Print the records below word for word, beginning at the line that contains "ce-text: 37.5% (141, 538, 162, 546)" and stopping after the line that contains "table-row (56, 770, 217, 781)".
= = =
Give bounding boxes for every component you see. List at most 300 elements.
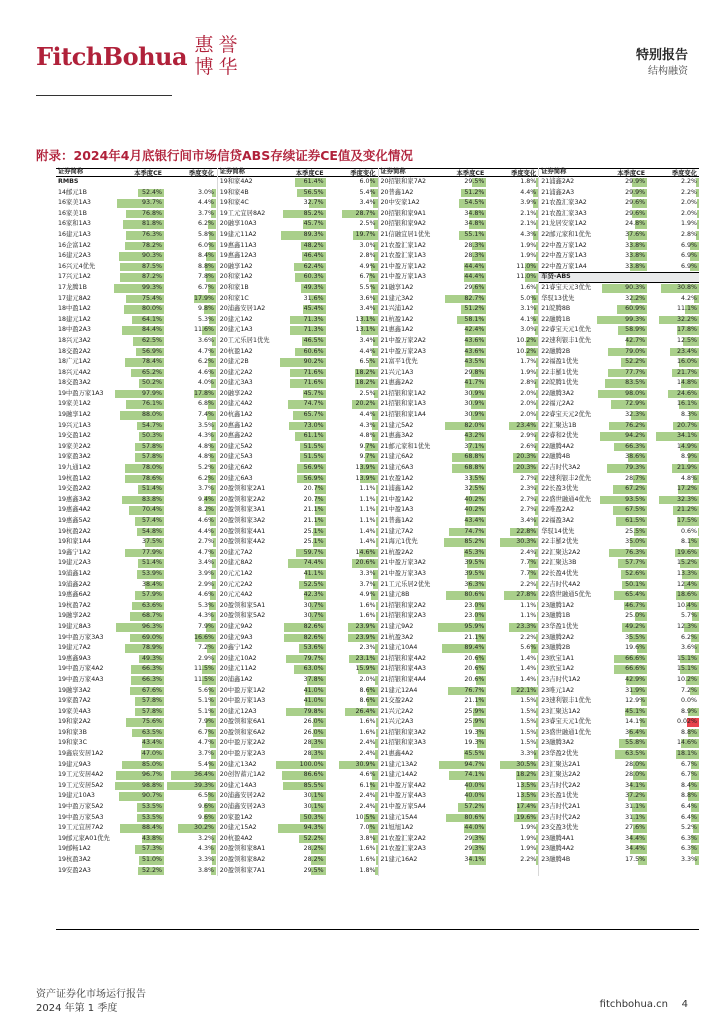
ce-text: 37.5% (141, 538, 162, 546)
change-value (647, 548, 699, 559)
change-text: 1.8% (520, 178, 537, 185)
ce-text: 54.5% (464, 199, 485, 207)
table-row (218, 696, 378, 707)
table-row (379, 675, 539, 686)
security-name: 19杭盈7A2 (58, 601, 91, 609)
ce-text: 74.1% (464, 771, 485, 779)
security-name: 18建元1A2 (58, 315, 91, 323)
change-bar (376, 506, 377, 515)
ce-text: 68.7% (141, 612, 162, 620)
ce-value (274, 442, 326, 453)
table-row (56, 770, 217, 781)
security-name: 22丰羅1优先 (541, 368, 579, 376)
security-name: 20盈领和家4A1 (219, 527, 266, 535)
change-value (486, 516, 538, 527)
ce-value (112, 431, 164, 442)
ce-value (274, 813, 326, 824)
change-bar (536, 729, 538, 738)
ce-value (434, 347, 486, 358)
ce-text: 43.6% (464, 336, 485, 344)
security-name: 19和家3C (58, 739, 88, 747)
change-text: 1.4% (520, 675, 537, 683)
security-name: 19浦鑫1A2 (58, 569, 91, 577)
ce-value (274, 580, 326, 591)
table-row (56, 654, 217, 665)
change-text: 2.4% (359, 803, 376, 811)
ce-text: 50.2% (141, 379, 162, 387)
ce-text: 88.4% (141, 824, 162, 832)
ce-value (112, 357, 164, 368)
table-row (379, 749, 539, 760)
table-row (379, 654, 539, 665)
change-value (647, 643, 699, 654)
table-row (539, 686, 699, 697)
ce-text: 35.0% (625, 538, 646, 546)
ce-text: 98.0% (625, 389, 646, 397)
security-name: 22福盈1优先 (541, 358, 579, 366)
change-text: 3.0% (359, 241, 376, 249)
security-name: 23融腾4A2 (541, 845, 575, 853)
column-header: 证券简称 (541, 168, 567, 176)
ce-text: 30.1% (303, 803, 324, 811)
ce-value (434, 452, 486, 463)
ce-text: 29.5% (303, 866, 324, 874)
security-name: 14邮元1B (58, 188, 87, 196)
change-text: 6.4% (681, 813, 697, 821)
change-text: 11.1% (676, 305, 697, 313)
ce-text: 71.3% (303, 315, 324, 323)
table-row (539, 219, 699, 230)
change-value (486, 717, 538, 728)
change-text: 2.2% (681, 178, 697, 185)
ce-text: 29.3% (464, 834, 485, 842)
change-text: 12.4% (676, 580, 697, 588)
table-row (379, 347, 539, 358)
ce-text: 57.7% (625, 559, 646, 567)
ce-value (274, 590, 326, 601)
security-name: 23融腾2A2 (541, 633, 575, 641)
change-value (486, 696, 538, 707)
ce-value (274, 770, 326, 781)
change-text: 2.5% (359, 389, 376, 397)
change-value (326, 844, 378, 855)
change-text: 17.4% (516, 803, 537, 811)
change-text: 18.6% (676, 591, 697, 599)
change-value (326, 230, 378, 241)
change-text: 2.9% (198, 654, 214, 662)
change-value (164, 495, 216, 506)
change-value (647, 421, 699, 432)
ce-value (112, 558, 164, 569)
change-text: 14.6% (676, 739, 697, 747)
change-text: 4.4% (359, 411, 376, 419)
table-column-4 (538, 168, 699, 876)
change-value (326, 791, 378, 802)
change-bar (536, 210, 539, 219)
ce-value (112, 399, 164, 410)
change-text: 1.9% (681, 220, 697, 228)
change-value (326, 855, 378, 866)
change-value (486, 770, 538, 781)
change-text: 18.2% (355, 368, 376, 376)
change-value (647, 283, 699, 294)
change-text: 5.2% (198, 464, 214, 472)
ce-value (434, 823, 486, 834)
change-text: 3.3% (520, 750, 537, 758)
ce-value (112, 813, 164, 824)
security-name: 18中盈2A3 (58, 326, 91, 334)
change-value (164, 251, 216, 262)
change-value (486, 601, 538, 612)
change-text: 4.4% (198, 527, 214, 535)
change-value (486, 590, 538, 601)
table-row (539, 749, 699, 760)
ce-text: 66.3% (141, 675, 162, 683)
ce-text: 100.0% (299, 760, 324, 768)
change-value (164, 675, 216, 686)
ce-text: 80.6% (464, 591, 485, 599)
ce-text: 26.0% (303, 718, 324, 726)
change-text: 4.8% (359, 432, 376, 440)
security-name: 20中盈万家2A3 (219, 750, 266, 758)
security-name: 20建元9A2 (219, 622, 253, 630)
ce-value (274, 357, 326, 368)
security-name: 20杭鑫1A2 (219, 411, 253, 419)
table-row (539, 230, 699, 241)
ce-value (595, 696, 647, 707)
change-value (326, 272, 378, 283)
change-text: 5.6% (520, 644, 537, 652)
change-text: 19.7% (355, 230, 376, 238)
security-name: 20招银和家9A1 (380, 209, 427, 217)
ce-value (274, 336, 326, 347)
ce-value (274, 791, 326, 802)
change-text: 3.2% (198, 834, 214, 842)
ce-value (595, 654, 647, 665)
table-row (539, 399, 699, 410)
security-name: 22中盈万家1A4 (541, 262, 587, 270)
change-text: 7.0% (359, 824, 376, 832)
change-value (326, 325, 378, 336)
ce-value (112, 389, 164, 400)
table-row (539, 728, 699, 739)
ce-text: 56.5% (303, 188, 324, 196)
ce-text: 71.6% (303, 368, 324, 376)
ce-text: 29.6% (464, 283, 485, 291)
ce-text: 76.7% (464, 686, 485, 694)
ce-text: 49.3% (303, 283, 324, 291)
ce-value (434, 855, 486, 866)
security-name: 17龙腾1B (58, 283, 87, 291)
security-name: 19家美1A2 (58, 400, 91, 408)
change-value (486, 749, 538, 760)
change-bar (536, 220, 539, 229)
ce-value (112, 537, 164, 548)
change-value (647, 791, 699, 802)
security-name: 20杭盈1A2 (219, 347, 253, 355)
change-bar (536, 242, 538, 251)
change-text: 5.4% (198, 760, 214, 768)
change-text: 4.6% (359, 771, 376, 779)
change-value (486, 219, 538, 230)
ce-value (595, 219, 647, 230)
table-row (56, 738, 217, 749)
security-name: 16企富1A2 (58, 241, 91, 249)
ce-text: 40.0% (464, 792, 485, 800)
change-value (164, 527, 216, 538)
column-header: 证券简称 (380, 168, 406, 176)
change-value (164, 654, 216, 665)
footer-website[interactable]: fitchbohua.cn (599, 999, 668, 1010)
ce-value (274, 633, 326, 644)
footer-report-name: 资产证券化市场运行报告 (36, 989, 146, 1000)
security-name: 22中盈万家1A2 (541, 241, 587, 249)
table-row (218, 251, 378, 262)
ce-text: 56.9% (141, 347, 162, 355)
change-text: 1.4% (520, 665, 537, 673)
ce-text: 30.9% (464, 389, 485, 397)
change-value (326, 770, 378, 781)
ce-value (434, 283, 486, 294)
table-row (218, 283, 378, 294)
change-text: 3.4% (359, 336, 376, 344)
change-value (326, 749, 378, 760)
change-value (164, 357, 216, 368)
ce-value (595, 558, 647, 569)
table-row (56, 601, 217, 612)
security-name: 20建元12A3 (219, 707, 257, 715)
ce-text: 45.5% (464, 750, 485, 758)
table-row (56, 283, 217, 294)
ce-text: 29.6% (625, 209, 646, 217)
change-text: 20.6% (355, 559, 376, 567)
security-name: 华驭13优先 (541, 294, 575, 302)
ce-text: 31.6% (303, 294, 324, 302)
ce-text: 46.4% (303, 252, 324, 260)
change-value (164, 569, 216, 580)
change-text: 6.7% (359, 273, 376, 281)
change-value (326, 622, 378, 633)
ce-value (112, 844, 164, 855)
security-name: 21普鑫1A2 (380, 517, 414, 524)
ce-value (112, 569, 164, 580)
ce-value (595, 283, 647, 294)
security-name: 20浦鑫安居2A3 (219, 803, 266, 811)
ce-value (112, 675, 164, 686)
table-row (56, 484, 217, 495)
table-row (379, 188, 539, 199)
table-row (539, 611, 699, 622)
change-value (164, 601, 216, 612)
security-name: 19惠鑫4A2 (58, 506, 91, 514)
security-name: 21富平1优先 (380, 358, 418, 366)
security-name: 19建元9A3 (58, 760, 91, 768)
change-text: 1.1% (520, 612, 537, 620)
security-name: 19兴元1A3 (58, 421, 91, 429)
change-value (486, 675, 538, 686)
table-column-3 (378, 168, 539, 876)
table-row (56, 421, 217, 432)
table-row (56, 378, 217, 389)
ce-text: 37.1% (464, 442, 485, 450)
ce-value (595, 717, 647, 728)
change-value (647, 654, 699, 665)
table-row (56, 548, 217, 559)
change-value (486, 347, 538, 358)
ce-text: 89.4% (464, 644, 485, 652)
change-value (647, 431, 699, 442)
ce-value (595, 760, 647, 771)
table-row (539, 368, 699, 379)
change-value (164, 686, 216, 697)
table-row (56, 315, 217, 326)
ce-text: 85.2% (464, 538, 485, 546)
security-name: 19家美4A3 (58, 707, 91, 715)
security-name: 21龙居安家1A2 (541, 220, 587, 228)
change-value (647, 442, 699, 453)
ce-text: 37.6% (625, 230, 646, 238)
ce-value (112, 548, 164, 559)
table-row (379, 294, 539, 305)
ce-value (112, 241, 164, 252)
table-row (539, 209, 699, 220)
security-name: 23欧宝1A2 (541, 665, 575, 673)
change-text: 4.6% (198, 517, 214, 524)
change-text: 5.2% (681, 824, 697, 832)
change-value (326, 664, 378, 675)
security-name: 21建元3A2 (380, 294, 414, 302)
change-value (164, 834, 216, 845)
change-text: 6.5% (198, 792, 214, 800)
table-row (56, 590, 217, 601)
security-name: 22融腾3A2 (541, 389, 575, 397)
security-name: 21中盈万家2A2 (380, 336, 427, 344)
ce-value (434, 717, 486, 728)
change-text: 7.9% (198, 718, 214, 726)
change-value (486, 580, 538, 591)
table-row (379, 686, 539, 697)
ce-value (434, 389, 486, 400)
ce-value (595, 664, 647, 675)
change-value (647, 463, 699, 474)
change-text: 7.2% (681, 686, 697, 694)
change-value (486, 452, 538, 463)
ce-value (112, 654, 164, 665)
change-text: 0.0% (681, 697, 697, 705)
table-row (379, 728, 539, 739)
table-row (218, 431, 378, 442)
change-value (164, 283, 216, 294)
security-name: 20杭盈4A2 (219, 834, 253, 842)
change-value (326, 611, 378, 622)
change-value (647, 738, 699, 749)
ce-text: 99.3% (141, 283, 162, 291)
change-value (164, 781, 216, 792)
change-value (486, 548, 538, 559)
ce-text: 28.3% (464, 252, 485, 260)
change-text: 6.7% (681, 760, 697, 768)
change-text: 6.2% (198, 220, 214, 228)
security-name: 20建元13A2 (219, 760, 257, 768)
security-name: 19杭盈2A2 (58, 527, 91, 535)
ce-value (434, 505, 486, 516)
change-text: 2.2% (681, 188, 697, 196)
security-name: 19杭盈3A2 (58, 856, 91, 863)
change-text: 5.3% (198, 601, 214, 609)
change-value (164, 241, 216, 252)
table-row (218, 728, 378, 739)
ce-text: 69.0% (141, 633, 162, 641)
table-row (379, 325, 539, 336)
table-row (218, 802, 378, 813)
change-value (486, 431, 538, 442)
security-name: 21招银和家2A3 (380, 612, 427, 620)
table-row (379, 283, 539, 294)
change-value (486, 611, 538, 622)
change-text: 18.2% (516, 771, 537, 779)
change-value (647, 399, 699, 410)
table-row (218, 452, 378, 463)
table-row (379, 855, 539, 866)
ce-value (595, 633, 647, 644)
change-value (326, 315, 378, 326)
security-name: 19融享2A2 (58, 612, 91, 620)
change-value (647, 474, 699, 485)
change-text: 11.5% (193, 665, 214, 673)
ce-text: 88.0% (141, 411, 162, 419)
change-value (326, 760, 378, 771)
ce-value (595, 241, 647, 252)
table-row (218, 347, 378, 358)
change-text: 3.9% (198, 569, 214, 577)
ce-value (112, 760, 164, 771)
change-text: 7.7% (520, 569, 537, 577)
ce-text: 74.4% (303, 559, 324, 567)
change-value (164, 188, 216, 199)
change-text: 30.8% (676, 283, 697, 291)
table-column-2 (217, 168, 378, 876)
security-name: 19融享3A2 (58, 686, 91, 694)
security-name: 19融享1A2 (58, 411, 91, 419)
security-name: 20盈领和家5A1 (219, 601, 266, 609)
security-name: 23融腾4B (541, 856, 571, 863)
change-text: 1.4% (520, 654, 537, 662)
change-text: 2.7% (198, 538, 214, 546)
column-header: 本季度CE (456, 170, 485, 177)
table-row (218, 580, 378, 591)
table-row (56, 272, 217, 283)
column-header: 证券简称 (219, 168, 245, 176)
ce-text: 82.6% (303, 622, 324, 630)
ce-value (112, 781, 164, 792)
ce-value (112, 664, 164, 675)
security-name: 21兴元1A3 (380, 368, 414, 376)
change-value (647, 527, 699, 538)
appendix-title: 附录：2024年4月底银行间市场信贷ABS存续证券CE值及变化情况 (36, 148, 413, 163)
change-text: 1.9% (520, 824, 537, 832)
table-row (379, 410, 539, 421)
security-name: 19惠鑫5A2 (58, 517, 91, 524)
column-header: 本季度CE (617, 170, 646, 177)
table-row (379, 717, 539, 728)
ce-value (274, 251, 326, 262)
table-row (379, 262, 539, 273)
logo-seal (193, 34, 239, 78)
change-value (164, 442, 216, 453)
table-row (56, 516, 217, 527)
change-text: 8.9% (681, 707, 697, 715)
change-text: 0.6% (681, 527, 697, 535)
= = =
Complete output:
ce-text: 37.5% (141, 538, 162, 546)
change-value (647, 548, 699, 559)
change-text: 1.8% (520, 178, 537, 185)
ce-text: 54.5% (464, 199, 485, 207)
table-row (218, 696, 378, 707)
table-row (379, 675, 539, 686)
security-name: 19杭盈7A2 (58, 601, 91, 609)
ce-text: 74.1% (464, 771, 485, 779)
security-name: 18建元1A2 (58, 315, 91, 323)
change-bar (376, 506, 377, 515)
ce-text: 68.7% (141, 612, 162, 620)
ce-value (274, 442, 326, 453)
table-row (56, 770, 217, 781)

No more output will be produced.